### STATED EXERCISE
Locate each line of the data that contains the string "axis", treating uppercase and lowercase letters as distinct, and copy every such line.

#### EXTRACTED DATA

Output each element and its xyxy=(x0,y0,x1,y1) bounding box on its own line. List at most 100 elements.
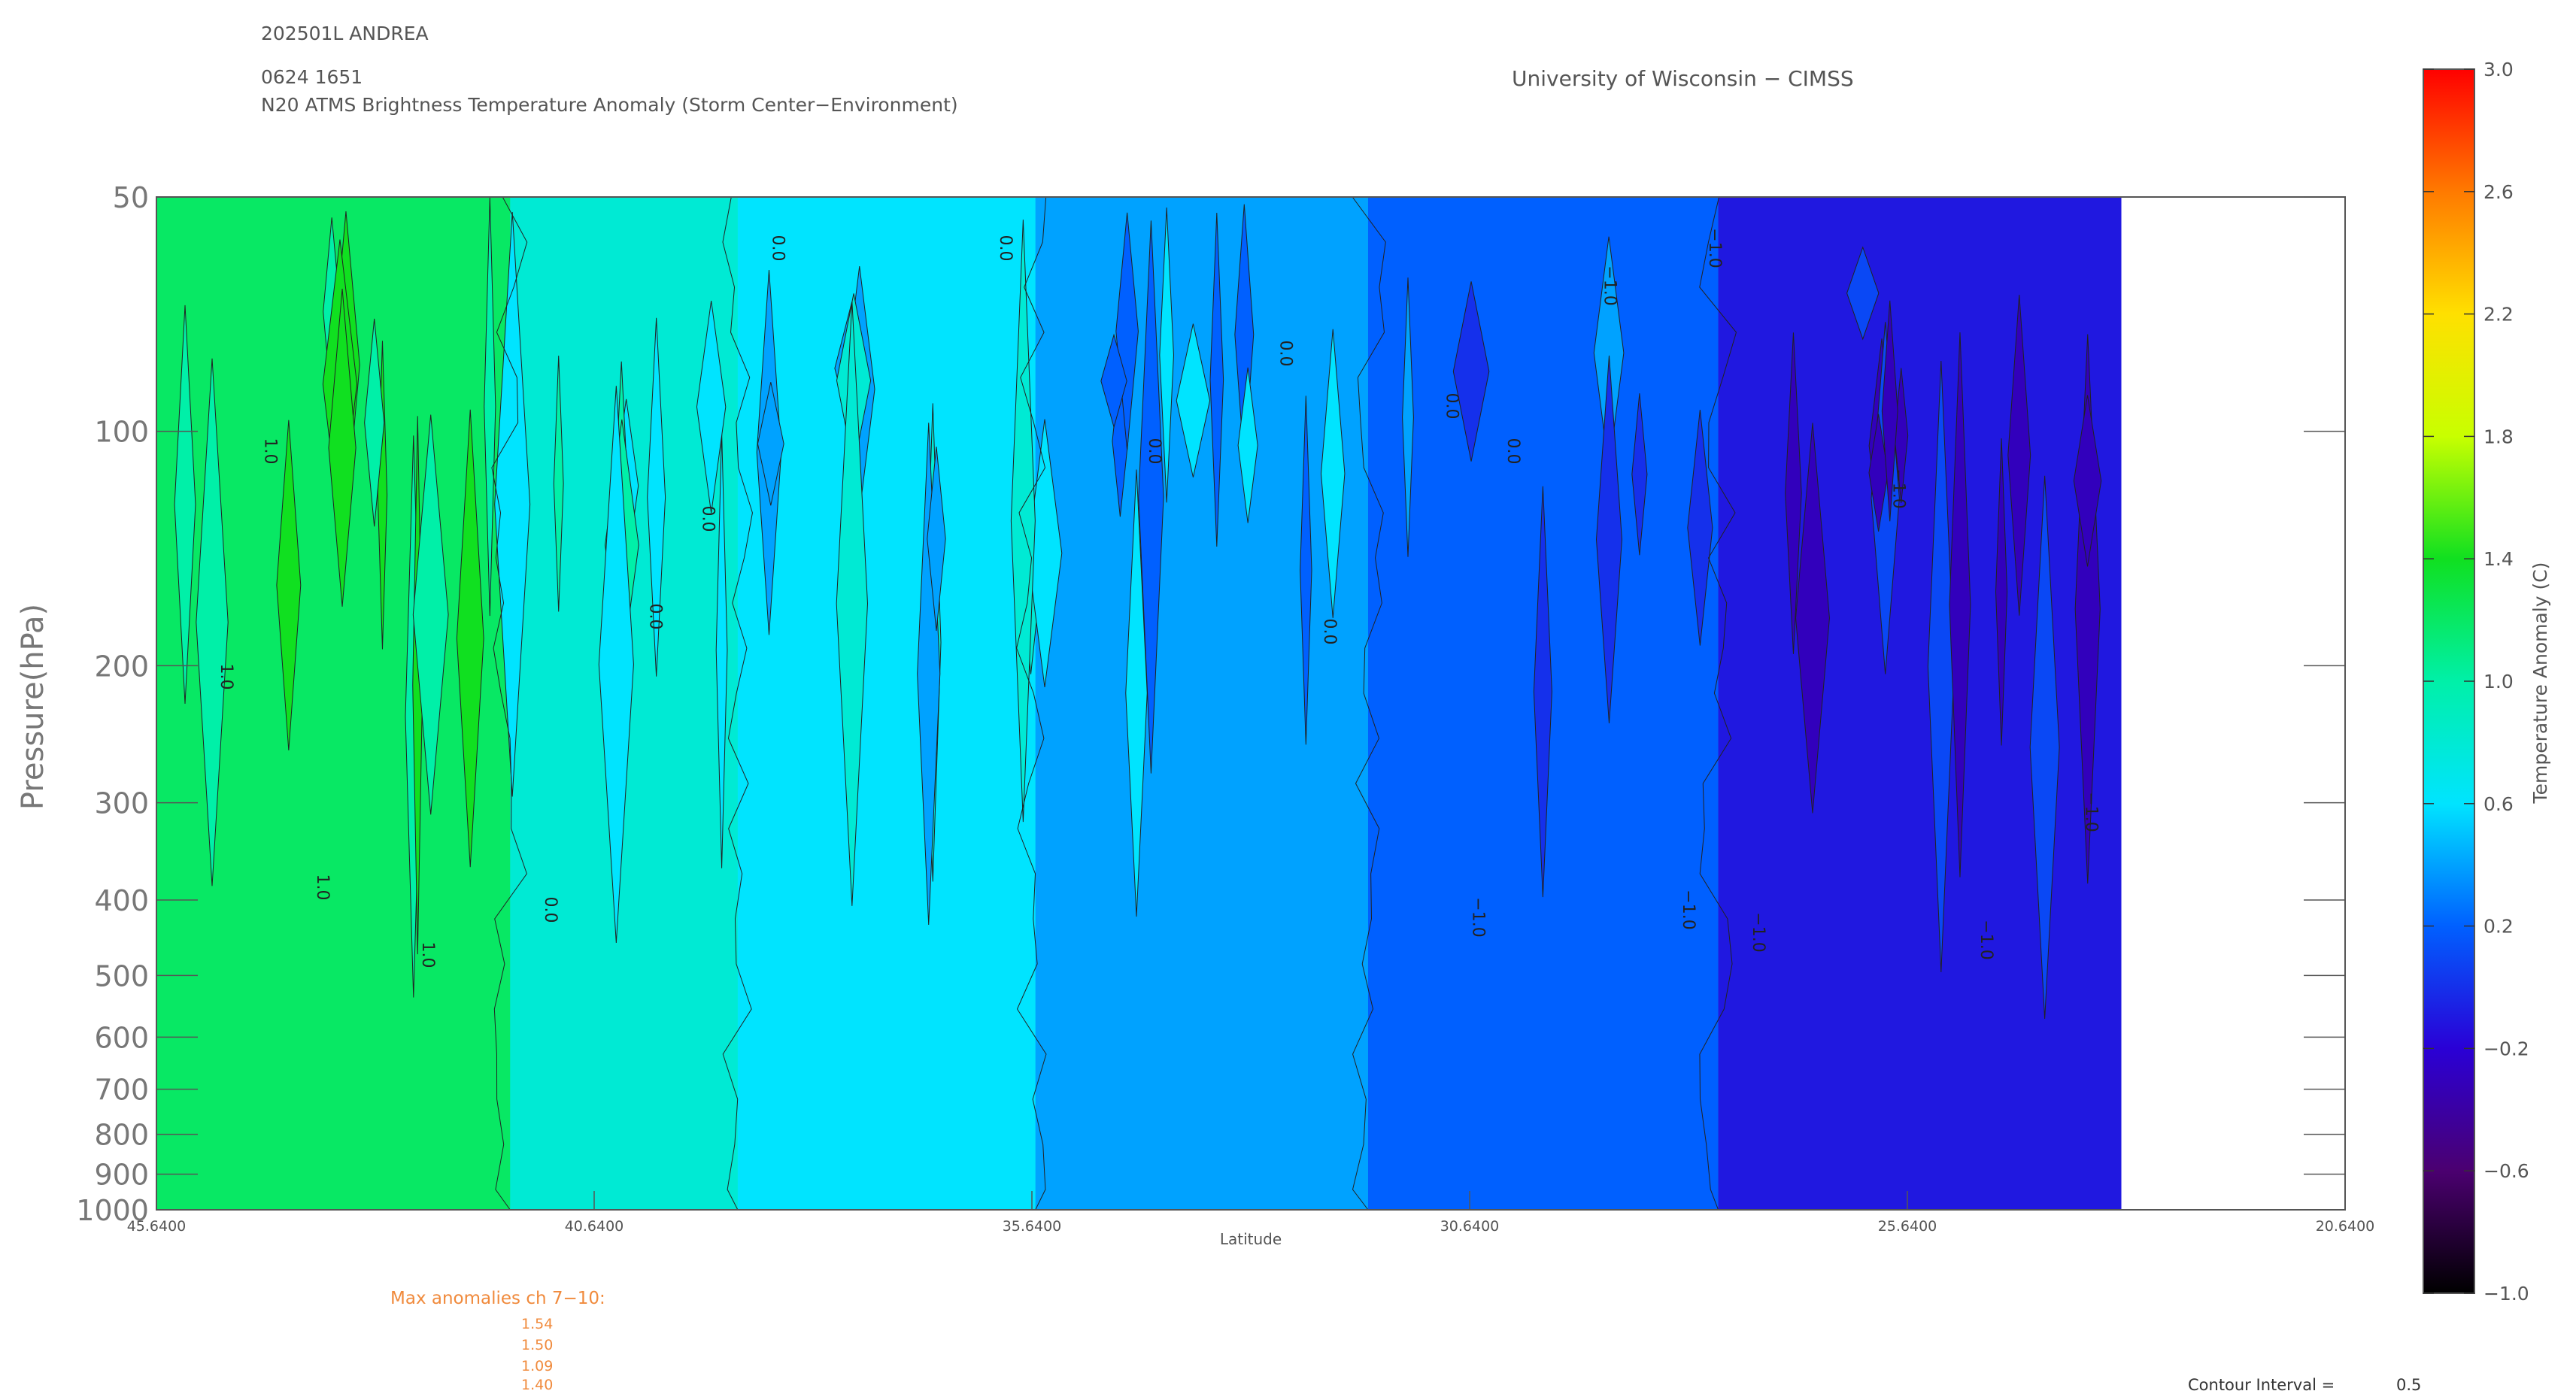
y-tick-label: 1000 xyxy=(76,1194,149,1227)
axes: 50 100 200 300 400 500 600 700 800 900100045.6400… xyxy=(76,181,2374,1235)
contour-labels: 1.0 1.0 1.0 1.0 0.0 0.0 0.0 0.0 0.0 0.0 0.0 0.0 0.0 −… xyxy=(217,228,2100,968)
contour-streak xyxy=(1995,438,2008,746)
max-anomaly-value: 1.09 xyxy=(521,1358,554,1374)
colorbar-tick-label: 3.0 xyxy=(2483,59,2514,80)
contour-label: −1.0 xyxy=(1600,265,1619,305)
y-tick-label: 500 xyxy=(94,959,149,992)
contour-label: 0.0 xyxy=(645,604,664,630)
contour-streak xyxy=(927,447,946,632)
contour-label: 0.0 xyxy=(1320,619,1339,645)
contour-streak xyxy=(1795,423,1830,814)
contour-streak xyxy=(174,305,196,704)
contour-label: 1.0 xyxy=(418,942,437,968)
max-anomaly-value: 1.40 xyxy=(521,1377,554,1393)
colorbar-tick-label: 0.2 xyxy=(2483,916,2514,938)
y-tick-label: 50 xyxy=(113,181,149,214)
storm-id: 202501L ANDREA xyxy=(261,23,429,44)
contour-label: −1.0 xyxy=(1977,920,1995,959)
contour-line xyxy=(1352,196,1386,1211)
contour-streak xyxy=(696,300,727,514)
contour-streak xyxy=(1010,220,1036,823)
colorbar-tick-label: −0.2 xyxy=(2483,1038,2529,1059)
contour-streak xyxy=(1176,323,1211,477)
plot-frame xyxy=(156,196,2346,1211)
contour-interval-value: 0.5 xyxy=(2396,1376,2422,1394)
contour-streak xyxy=(1846,246,1880,341)
datetime: 0624 1651 xyxy=(261,66,363,88)
contour-streak xyxy=(647,317,666,677)
y-tick-label: 900 xyxy=(94,1159,149,1192)
contour-streak xyxy=(276,420,302,751)
contour-streak xyxy=(2007,294,2031,616)
institution: University of Wisconsin − CIMSS xyxy=(1512,66,1854,91)
colorbar-ticks: 3.0 2.6 2.2 1.8 1.4 1.0 0.6 0.2 −0.2 −0.6 −1.0 xyxy=(2423,59,2529,1305)
contour-label: 0.0 xyxy=(1145,438,1164,465)
contour-line xyxy=(722,196,753,1211)
contour-label: 0.0 xyxy=(996,235,1015,262)
contour-label: 0.0 xyxy=(1276,341,1295,367)
contour-streak xyxy=(1100,333,1127,429)
x-axis-label: Latitude xyxy=(1220,1230,1282,1248)
contour-label: 0.0 xyxy=(1503,438,1522,465)
x-tick-label: 40.6400 xyxy=(565,1218,624,1235)
contour-streak xyxy=(1452,281,1490,462)
colorbar-tick-label: 1.0 xyxy=(2483,671,2514,692)
heatmap-band-5 xyxy=(1718,197,2122,1210)
contour-streak xyxy=(553,356,564,612)
heatmap-band-3 xyxy=(1035,197,1369,1210)
contour-streak xyxy=(1402,277,1414,557)
x-tick-label: 35.6400 xyxy=(1003,1218,1062,1235)
contour-streak xyxy=(1209,213,1224,547)
contour-streak xyxy=(1125,469,1148,917)
colorbar-tick-label: 1.8 xyxy=(2483,426,2514,447)
contour-streak xyxy=(1237,367,1258,523)
contour-streak xyxy=(1631,393,1648,556)
contour-label: 0.0 xyxy=(698,506,717,532)
max-anomaly-value: 1.50 xyxy=(521,1337,554,1353)
contour-interval-label: Contour Interval = xyxy=(2188,1376,2335,1394)
contour-streak xyxy=(328,289,357,607)
contour-label: −1.0 xyxy=(1679,889,1698,929)
contour-streak xyxy=(1687,410,1713,646)
contour-label: −1.0 xyxy=(1469,897,1488,937)
contour-streak xyxy=(1300,395,1312,745)
contour-streak xyxy=(2029,475,2060,1020)
contour-line xyxy=(1699,196,1737,1211)
contour-label: −1.0 xyxy=(1749,912,1767,952)
contour-label: −1.0 xyxy=(2081,792,2100,832)
y-axis-label: Pressure(hPa) xyxy=(16,604,50,810)
y-tick-label: 800 xyxy=(94,1119,149,1152)
colorbar-tick-label: 0.6 xyxy=(2483,793,2514,815)
contour-streak xyxy=(456,409,484,868)
contour-label: 1.0 xyxy=(313,874,332,901)
colorbar-label: Temperature Anomaly (C) xyxy=(2529,562,2551,805)
contour-label: −1.0 xyxy=(1705,228,1724,268)
x-tick-label: 45.6400 xyxy=(127,1218,187,1235)
contour-streak xyxy=(494,211,531,797)
contour-label: −1.0 xyxy=(1889,468,1907,508)
x-tick-label: 20.6400 xyxy=(2316,1218,2375,1235)
max-anomalies-title: Max anomalies ch 7−10: xyxy=(390,1289,605,1308)
contour-streak xyxy=(412,414,449,815)
contour-label: 1.0 xyxy=(260,438,279,465)
contour-streak xyxy=(1949,332,1971,877)
contour-streak xyxy=(1881,300,1898,522)
y-tick-label: 400 xyxy=(94,884,149,917)
y-tick-label: 600 xyxy=(94,1021,149,1054)
y-tick-label: 300 xyxy=(94,787,149,820)
contour-streak xyxy=(1785,332,1802,654)
contour-line xyxy=(1016,196,1047,1211)
product-title: N20 ATMS Brightness Temperature Anomaly … xyxy=(261,94,958,116)
contour-streak xyxy=(598,386,634,944)
contour-streak xyxy=(196,358,229,886)
colorbar-tick-label: 2.6 xyxy=(2483,181,2514,203)
contour-label: 0.0 xyxy=(768,235,787,262)
contour-streak xyxy=(1320,329,1346,618)
contour-streak xyxy=(1533,486,1552,898)
contour-line xyxy=(491,196,528,1211)
colorbar-tick-label: −0.6 xyxy=(2483,1160,2529,1182)
contour-streak xyxy=(1927,361,1955,973)
max-anomaly-value: 1.54 xyxy=(521,1316,554,1332)
y-tick-label: 200 xyxy=(94,650,149,683)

########

### WRITTEN REPLY
x-axis-label: Latitude xyxy=(1220,1230,1282,1248)
y-axis-label: Pressure(hPa) xyxy=(16,604,50,810)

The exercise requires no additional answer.